■ INSTRUÇÕES:
**A)** Responda, com base no texto sobre criptoativos:
(i) Na liquidação financeira, com base em que as partes trocam pagamentos em dinheiro?
(ii) Como devem ser tratados os criptoativos comparáveis aos instrumentos securitizados?
(iii) Pela regra geral, o que se aplicará à maioria dos criptoativos que não são considerados instrumentos financeiros?
**B)** Reproduza sem nenhuma alteração o trecho das entradas que começa na primeira linha delas e termina na linha que contém "cell: 55 bbox=[925, 446, 948, 479]", incluindo as duas extremidades.

De outro lado, antes de vermos os critérios necessários para um criptoativo ser considerado um instrumento financeiro derivativo [art. 4(1)(49) da MiFID II c.c. Artigo 2(1)(29) do MIFIR c.c. Anexo I c.c. seção C de C(4) a (10) da MiFID], é essencial distinguir entre contratos de derivativos que tenham como subjacente um criptoativo, uma cesta de criptoativos ou um índice de criptoativos. Esses devem ser qualificados como instrumentos financeiros.

Esclarecido isto, um criptoativo pode ser classificado como "instrumento financeiro derivativo" - independentemente de qual seja o meio subjacente  - se as seguintes condições forem atendidas:

  • "Representação digital" de um contrato, o que significa que há algum tipo de acordo entre as partes envolvidas, detalhando os termos, o vencimento (se houver), o preço e outras condições do contrato;
  • Uma referência subjacente, que determina seu valor (pode ser um ativo, um índice, uma commodity);
  • Seu valor flutua com base em alterações nesse ativo de referência; e normalmente,
  • envolve liquidação financeira, em que as partes trocam pagamentos em dinheiro com base na diferença entre o preço do contrato e o valor de mercado da referência subjacente.

No caso de títulos que servem principalmente a uma função de investimento [derivativos securitizados], onde o investidor busca o desempenho de um ativo subjacente [como, pex., comodities, títulos transferíveis, criptoativos], não há uma reivindicação direta sobre o "ativo em si". Isso é especialmente importante no âmbito dos criptoativos, em que o direito de propriedade direta pode ser complexo ou indesejável para os investidores.   

Nesse passo, os criptoativos comparáveis a esses tipos de instrumentos securitizados devem ser tratados como títulos transferíveis de acordo com a estrutura da MiFID II.

Qual regime jurídico aplicável aos criptoativos que não forem considerados instrumentos financeiros?

A regra geral é que a MiCA se aplicará à maioria dos criptoativos que não são considerados instrumentos financeiros e, portanto, não estão no perímetro da MiFID II.

■ DADOS DE ENTRADA:

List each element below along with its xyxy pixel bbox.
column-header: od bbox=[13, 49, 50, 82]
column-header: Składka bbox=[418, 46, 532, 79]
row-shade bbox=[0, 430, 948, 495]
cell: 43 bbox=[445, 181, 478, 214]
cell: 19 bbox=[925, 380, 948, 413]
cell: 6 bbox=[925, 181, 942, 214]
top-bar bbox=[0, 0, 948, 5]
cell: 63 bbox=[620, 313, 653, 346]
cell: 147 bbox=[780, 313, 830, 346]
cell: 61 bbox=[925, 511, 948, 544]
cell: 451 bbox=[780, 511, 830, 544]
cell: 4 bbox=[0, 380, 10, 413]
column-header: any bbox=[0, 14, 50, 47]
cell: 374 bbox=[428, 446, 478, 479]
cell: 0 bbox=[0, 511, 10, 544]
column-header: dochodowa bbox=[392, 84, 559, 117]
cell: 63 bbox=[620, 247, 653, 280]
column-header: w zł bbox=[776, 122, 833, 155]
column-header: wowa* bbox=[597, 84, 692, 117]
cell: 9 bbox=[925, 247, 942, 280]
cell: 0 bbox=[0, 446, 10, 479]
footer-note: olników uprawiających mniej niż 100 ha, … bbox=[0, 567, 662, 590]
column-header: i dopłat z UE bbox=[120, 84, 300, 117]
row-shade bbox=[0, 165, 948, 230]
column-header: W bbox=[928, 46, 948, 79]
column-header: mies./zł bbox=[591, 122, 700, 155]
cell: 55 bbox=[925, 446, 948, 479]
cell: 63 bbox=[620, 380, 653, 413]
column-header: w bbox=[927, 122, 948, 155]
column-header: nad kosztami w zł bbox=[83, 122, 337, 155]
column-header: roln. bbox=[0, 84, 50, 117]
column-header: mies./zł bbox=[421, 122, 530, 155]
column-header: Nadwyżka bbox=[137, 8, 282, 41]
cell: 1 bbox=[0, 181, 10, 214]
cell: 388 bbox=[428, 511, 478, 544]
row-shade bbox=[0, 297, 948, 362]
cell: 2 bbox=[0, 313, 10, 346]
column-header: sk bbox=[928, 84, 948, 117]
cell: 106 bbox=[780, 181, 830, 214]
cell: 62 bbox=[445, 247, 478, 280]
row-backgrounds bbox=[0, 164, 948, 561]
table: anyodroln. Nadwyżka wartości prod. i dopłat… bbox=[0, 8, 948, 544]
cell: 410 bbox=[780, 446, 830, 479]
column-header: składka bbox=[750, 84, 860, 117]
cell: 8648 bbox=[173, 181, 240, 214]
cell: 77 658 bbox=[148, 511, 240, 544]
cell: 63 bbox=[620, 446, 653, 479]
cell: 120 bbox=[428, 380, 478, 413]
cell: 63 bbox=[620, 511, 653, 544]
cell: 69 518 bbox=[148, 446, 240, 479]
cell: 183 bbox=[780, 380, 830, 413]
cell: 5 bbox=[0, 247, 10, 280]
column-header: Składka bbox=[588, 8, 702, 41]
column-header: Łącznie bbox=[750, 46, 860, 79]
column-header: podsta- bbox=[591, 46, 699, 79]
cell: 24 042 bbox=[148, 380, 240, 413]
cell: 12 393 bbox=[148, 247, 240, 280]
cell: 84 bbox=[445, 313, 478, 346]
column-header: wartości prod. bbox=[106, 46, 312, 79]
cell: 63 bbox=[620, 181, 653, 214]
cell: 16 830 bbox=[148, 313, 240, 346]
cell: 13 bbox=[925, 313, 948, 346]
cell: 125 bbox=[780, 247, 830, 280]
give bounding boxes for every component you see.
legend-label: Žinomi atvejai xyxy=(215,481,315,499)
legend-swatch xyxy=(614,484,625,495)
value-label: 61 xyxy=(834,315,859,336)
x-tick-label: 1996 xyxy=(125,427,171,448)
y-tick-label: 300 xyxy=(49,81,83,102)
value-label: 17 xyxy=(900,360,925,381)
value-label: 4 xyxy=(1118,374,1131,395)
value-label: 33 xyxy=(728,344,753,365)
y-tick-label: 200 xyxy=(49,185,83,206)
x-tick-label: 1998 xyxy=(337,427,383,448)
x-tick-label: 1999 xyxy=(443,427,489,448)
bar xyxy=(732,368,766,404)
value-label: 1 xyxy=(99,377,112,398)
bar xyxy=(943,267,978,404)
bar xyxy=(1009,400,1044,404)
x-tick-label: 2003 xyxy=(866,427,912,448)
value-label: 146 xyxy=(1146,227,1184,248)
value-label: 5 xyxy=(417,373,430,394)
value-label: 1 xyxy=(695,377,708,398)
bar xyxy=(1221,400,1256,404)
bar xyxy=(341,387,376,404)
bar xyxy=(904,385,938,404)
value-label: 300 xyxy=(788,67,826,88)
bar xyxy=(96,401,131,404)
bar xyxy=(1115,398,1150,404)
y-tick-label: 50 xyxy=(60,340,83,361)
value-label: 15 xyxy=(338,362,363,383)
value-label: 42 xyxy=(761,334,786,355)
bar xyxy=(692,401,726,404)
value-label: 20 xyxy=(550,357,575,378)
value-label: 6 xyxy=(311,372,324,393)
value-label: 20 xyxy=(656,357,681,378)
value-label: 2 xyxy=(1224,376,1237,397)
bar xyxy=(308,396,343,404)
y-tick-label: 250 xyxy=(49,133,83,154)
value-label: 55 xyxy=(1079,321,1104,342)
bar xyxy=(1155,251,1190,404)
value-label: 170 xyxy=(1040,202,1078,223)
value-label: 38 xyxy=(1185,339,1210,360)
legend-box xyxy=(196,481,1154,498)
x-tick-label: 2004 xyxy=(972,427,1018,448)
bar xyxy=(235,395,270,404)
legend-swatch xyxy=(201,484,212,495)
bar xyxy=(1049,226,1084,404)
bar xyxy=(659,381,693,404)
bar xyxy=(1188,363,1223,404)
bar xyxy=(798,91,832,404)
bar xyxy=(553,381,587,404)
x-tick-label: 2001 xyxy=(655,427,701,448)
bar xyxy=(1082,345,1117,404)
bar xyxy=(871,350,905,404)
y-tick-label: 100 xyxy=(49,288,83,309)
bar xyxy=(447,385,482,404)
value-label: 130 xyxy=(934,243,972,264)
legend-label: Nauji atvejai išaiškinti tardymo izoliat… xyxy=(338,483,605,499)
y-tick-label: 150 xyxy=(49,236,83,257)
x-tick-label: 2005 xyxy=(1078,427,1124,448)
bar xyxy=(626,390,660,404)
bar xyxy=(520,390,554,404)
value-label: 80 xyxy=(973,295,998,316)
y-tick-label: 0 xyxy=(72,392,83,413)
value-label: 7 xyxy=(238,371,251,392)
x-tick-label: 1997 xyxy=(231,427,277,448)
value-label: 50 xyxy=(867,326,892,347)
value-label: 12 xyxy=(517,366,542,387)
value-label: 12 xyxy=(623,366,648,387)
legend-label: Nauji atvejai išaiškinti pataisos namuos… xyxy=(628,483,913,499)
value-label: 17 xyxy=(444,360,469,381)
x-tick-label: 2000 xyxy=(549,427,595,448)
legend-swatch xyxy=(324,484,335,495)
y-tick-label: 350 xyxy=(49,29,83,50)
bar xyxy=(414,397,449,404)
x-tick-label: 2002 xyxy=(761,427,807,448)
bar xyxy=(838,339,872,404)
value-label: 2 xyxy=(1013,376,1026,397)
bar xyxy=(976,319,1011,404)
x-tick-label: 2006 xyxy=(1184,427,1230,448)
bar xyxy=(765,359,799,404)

■ RESPOSTAS:
**A)**
(i) Com base na diferença entre o preço do contrato e o valor de mercado da referência subjacente.
(ii) Como títulos transferíveis, de acordo com a estrutura da MiFID II.
(iii) A MiCA.

**B)**
List each element below along with its xyxy pixel bbox.
column-header: od bbox=[13, 49, 50, 82]
column-header: Składka bbox=[418, 46, 532, 79]
row-shade bbox=[0, 430, 948, 495]
cell: 43 bbox=[445, 181, 478, 214]
cell: 19 bbox=[925, 380, 948, 413]
cell: 6 bbox=[925, 181, 942, 214]
top-bar bbox=[0, 0, 948, 5]
cell: 63 bbox=[620, 313, 653, 346]
cell: 147 bbox=[780, 313, 830, 346]
cell: 61 bbox=[925, 511, 948, 544]
cell: 451 bbox=[780, 511, 830, 544]
cell: 4 bbox=[0, 380, 10, 413]
column-header: any bbox=[0, 14, 50, 47]
cell: 374 bbox=[428, 446, 478, 479]
cell: 0 bbox=[0, 511, 10, 544]
column-header: dochodowa bbox=[392, 84, 559, 117]
cell: 63 bbox=[620, 247, 653, 280]
column-header: w zł bbox=[776, 122, 833, 155]
column-header: wowa* bbox=[597, 84, 692, 117]
cell: 9 bbox=[925, 247, 942, 280]
cell: 0 bbox=[0, 446, 10, 479]
footer-note: olników uprawiających mniej niż 100 ha, … bbox=[0, 567, 662, 590]
column-header: i dopłat z UE bbox=[120, 84, 300, 117]
row-shade bbox=[0, 165, 948, 230]
column-header: W bbox=[928, 46, 948, 79]
column-header: mies./zł bbox=[591, 122, 700, 155]
cell: 55 bbox=[925, 446, 948, 479]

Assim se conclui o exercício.